**Data for processing:**
[BEGIN]
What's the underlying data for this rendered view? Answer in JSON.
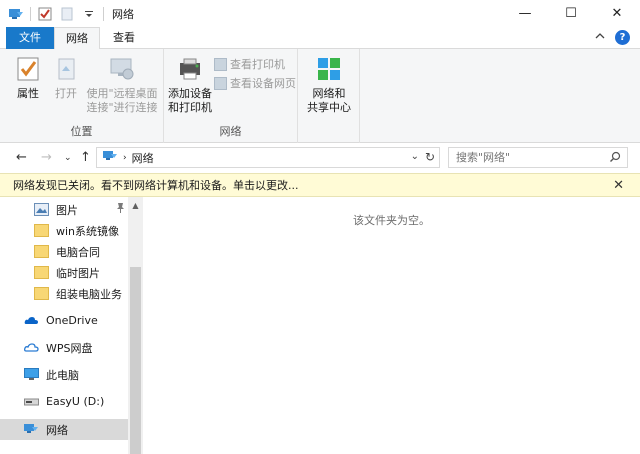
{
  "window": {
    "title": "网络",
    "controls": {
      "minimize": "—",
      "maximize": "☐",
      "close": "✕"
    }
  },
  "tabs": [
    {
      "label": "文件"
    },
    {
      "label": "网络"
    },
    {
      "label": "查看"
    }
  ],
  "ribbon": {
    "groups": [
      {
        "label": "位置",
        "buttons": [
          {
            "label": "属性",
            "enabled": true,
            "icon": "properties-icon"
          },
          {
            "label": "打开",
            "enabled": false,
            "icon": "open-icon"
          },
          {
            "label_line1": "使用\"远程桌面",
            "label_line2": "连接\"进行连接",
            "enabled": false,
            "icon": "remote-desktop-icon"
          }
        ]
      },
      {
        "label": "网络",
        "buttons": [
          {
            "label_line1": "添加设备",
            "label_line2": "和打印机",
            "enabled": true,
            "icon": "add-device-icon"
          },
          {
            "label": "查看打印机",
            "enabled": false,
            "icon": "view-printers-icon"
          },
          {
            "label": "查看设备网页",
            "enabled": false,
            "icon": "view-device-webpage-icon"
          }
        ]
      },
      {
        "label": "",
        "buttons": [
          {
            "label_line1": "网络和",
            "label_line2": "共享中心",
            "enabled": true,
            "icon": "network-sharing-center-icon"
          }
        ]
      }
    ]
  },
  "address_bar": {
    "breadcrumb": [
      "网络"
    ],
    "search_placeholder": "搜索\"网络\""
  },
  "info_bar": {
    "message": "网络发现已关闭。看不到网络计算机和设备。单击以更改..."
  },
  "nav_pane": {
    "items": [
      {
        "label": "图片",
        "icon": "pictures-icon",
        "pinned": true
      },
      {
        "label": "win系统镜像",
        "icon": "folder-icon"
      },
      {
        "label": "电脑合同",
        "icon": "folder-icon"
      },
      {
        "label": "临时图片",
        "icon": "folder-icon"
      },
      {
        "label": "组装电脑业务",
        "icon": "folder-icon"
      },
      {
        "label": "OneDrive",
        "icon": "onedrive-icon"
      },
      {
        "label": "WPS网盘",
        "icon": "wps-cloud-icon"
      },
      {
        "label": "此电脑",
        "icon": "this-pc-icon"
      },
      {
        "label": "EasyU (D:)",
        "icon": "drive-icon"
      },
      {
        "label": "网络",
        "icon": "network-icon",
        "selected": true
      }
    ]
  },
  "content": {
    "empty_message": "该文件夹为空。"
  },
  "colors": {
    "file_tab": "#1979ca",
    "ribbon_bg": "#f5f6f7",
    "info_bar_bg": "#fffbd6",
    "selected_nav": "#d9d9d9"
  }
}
[END]
[BEGIN]
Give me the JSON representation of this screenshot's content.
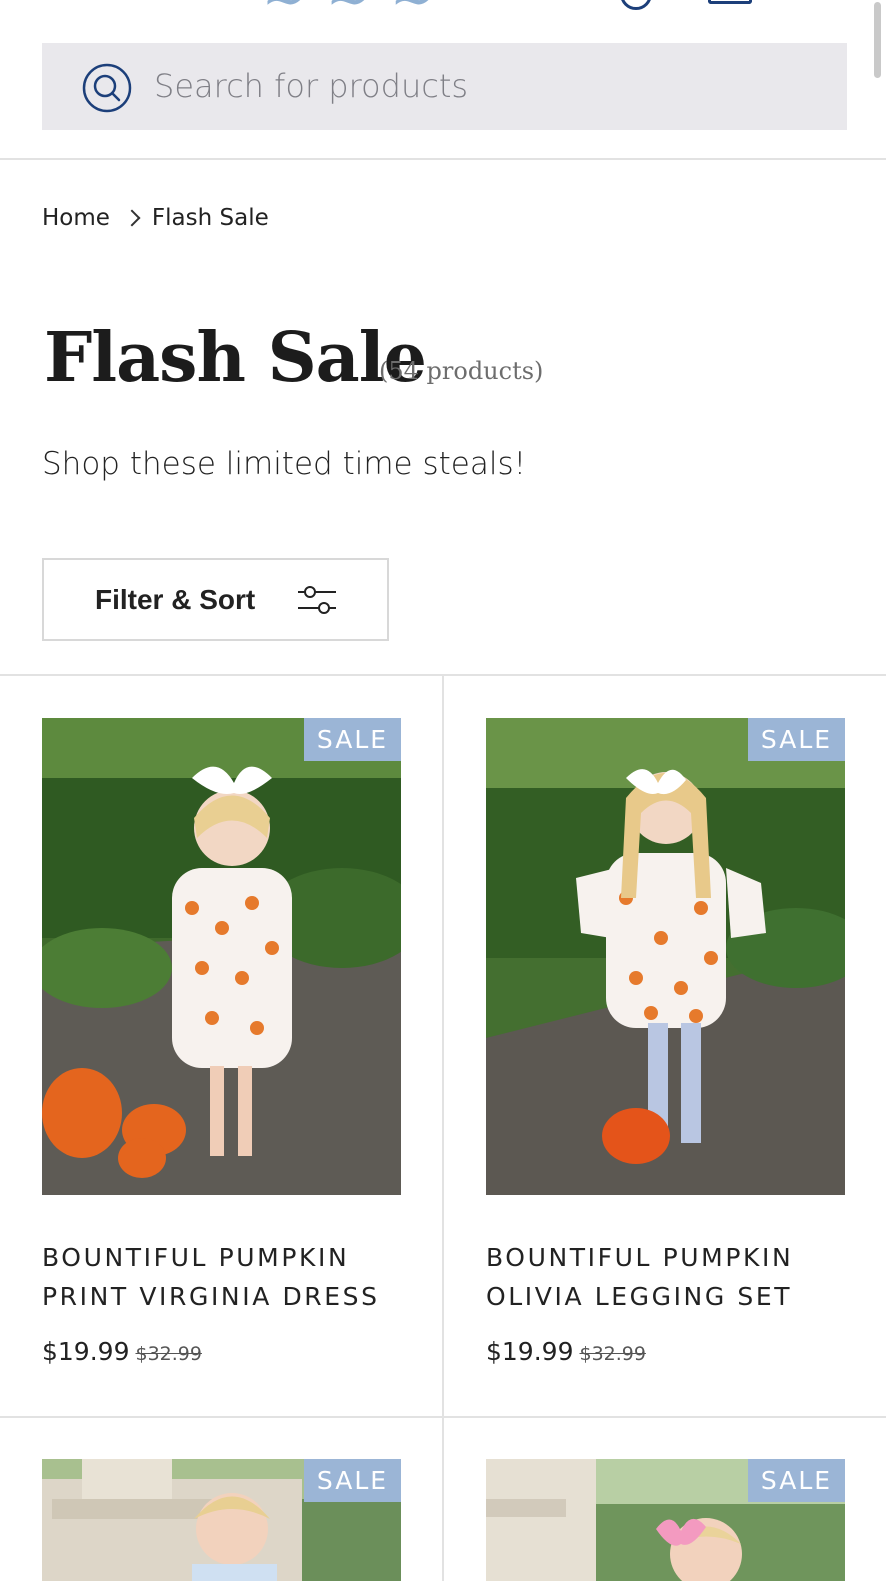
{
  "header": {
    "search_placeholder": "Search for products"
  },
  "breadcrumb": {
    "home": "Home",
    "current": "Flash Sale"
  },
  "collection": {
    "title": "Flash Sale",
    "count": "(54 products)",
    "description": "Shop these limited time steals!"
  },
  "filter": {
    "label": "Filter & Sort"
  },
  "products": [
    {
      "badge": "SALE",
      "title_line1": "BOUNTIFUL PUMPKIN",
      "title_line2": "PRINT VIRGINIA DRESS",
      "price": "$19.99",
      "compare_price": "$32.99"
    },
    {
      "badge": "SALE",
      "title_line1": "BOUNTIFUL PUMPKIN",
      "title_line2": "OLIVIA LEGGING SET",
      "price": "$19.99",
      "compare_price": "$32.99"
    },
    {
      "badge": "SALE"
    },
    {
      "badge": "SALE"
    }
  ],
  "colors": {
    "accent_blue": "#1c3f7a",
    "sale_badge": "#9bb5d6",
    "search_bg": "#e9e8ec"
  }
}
[END]
**Task to carry out:**
Copy each line above containing the string "device".

**In response:**
            "icon": "add-device-icon"
            "icon": "view-device-webpage-icon"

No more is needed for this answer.